Set down each line of the material that follows, exactly, with no pictures.

# Start of Extracted entries

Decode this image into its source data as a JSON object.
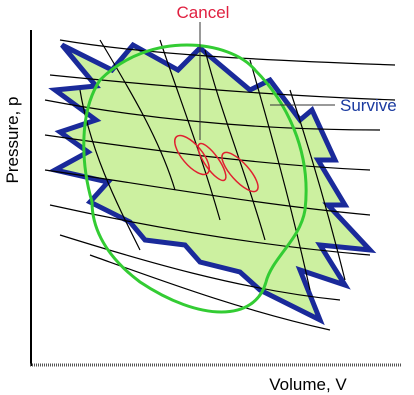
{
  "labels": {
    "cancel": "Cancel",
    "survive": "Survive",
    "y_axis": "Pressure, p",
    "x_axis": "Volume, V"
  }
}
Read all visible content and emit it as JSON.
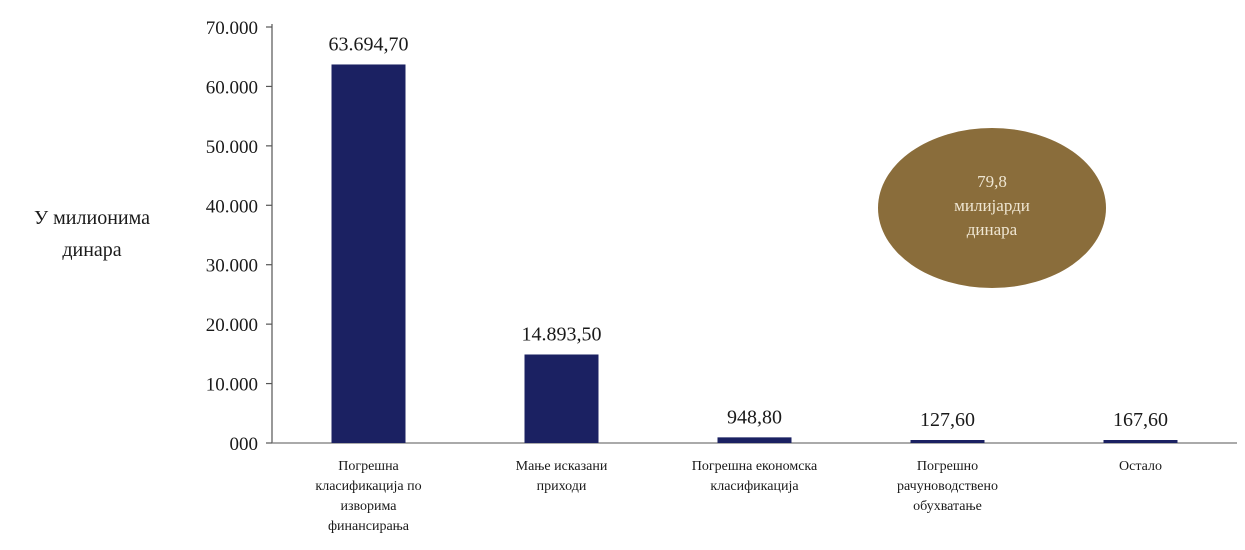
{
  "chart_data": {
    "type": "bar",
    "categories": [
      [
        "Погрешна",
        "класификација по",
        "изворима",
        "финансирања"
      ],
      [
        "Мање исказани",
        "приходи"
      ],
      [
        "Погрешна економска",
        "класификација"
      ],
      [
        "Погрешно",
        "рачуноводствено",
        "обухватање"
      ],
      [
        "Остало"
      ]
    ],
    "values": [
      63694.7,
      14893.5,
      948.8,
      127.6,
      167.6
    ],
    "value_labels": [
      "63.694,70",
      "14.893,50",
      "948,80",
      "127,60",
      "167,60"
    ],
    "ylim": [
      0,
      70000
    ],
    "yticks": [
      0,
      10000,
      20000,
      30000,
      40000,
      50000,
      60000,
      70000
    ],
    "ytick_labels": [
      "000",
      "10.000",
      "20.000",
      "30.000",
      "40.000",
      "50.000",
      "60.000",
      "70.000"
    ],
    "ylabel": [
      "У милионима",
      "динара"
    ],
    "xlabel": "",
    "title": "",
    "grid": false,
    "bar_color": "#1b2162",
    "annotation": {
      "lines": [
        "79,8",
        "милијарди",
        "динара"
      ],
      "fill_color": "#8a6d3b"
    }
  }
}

# End of Extracted entries

Solution to this exercise:
Decode this image into its source data as a JSON object.
{
  "labels": {
    "cancel": "Cancel",
    "survive": "Survive",
    "y_axis": "Pressure, p",
    "x_axis": "Volume, V"
  }
}
Read all visible content and emit it as JSON.
{
  "chart_data": {
    "type": "bar",
    "categories": [
      [
        "Погрешна",
        "класификација по",
        "изворима",
        "финансирања"
      ],
      [
        "Мање исказани",
        "приходи"
      ],
      [
        "Погрешна економска",
        "класификација"
      ],
      [
        "Погрешно",
        "рачуноводствено",
        "обухватање"
      ],
      [
        "Остало"
      ]
    ],
    "values": [
      63694.7,
      14893.5,
      948.8,
      127.6,
      167.6
    ],
    "value_labels": [
      "63.694,70",
      "14.893,50",
      "948,80",
      "127,60",
      "167,60"
    ],
    "ylim": [
      0,
      70000
    ],
    "yticks": [
      0,
      10000,
      20000,
      30000,
      40000,
      50000,
      60000,
      70000
    ],
    "ytick_labels": [
      "000",
      "10.000",
      "20.000",
      "30.000",
      "40.000",
      "50.000",
      "60.000",
      "70.000"
    ],
    "ylabel": [
      "У милионима",
      "динара"
    ],
    "xlabel": "",
    "title": "",
    "grid": false,
    "bar_color": "#1b2162",
    "annotation": {
      "lines": [
        "79,8",
        "милијарди",
        "динара"
      ],
      "fill_color": "#8a6d3b"
    }
  }
}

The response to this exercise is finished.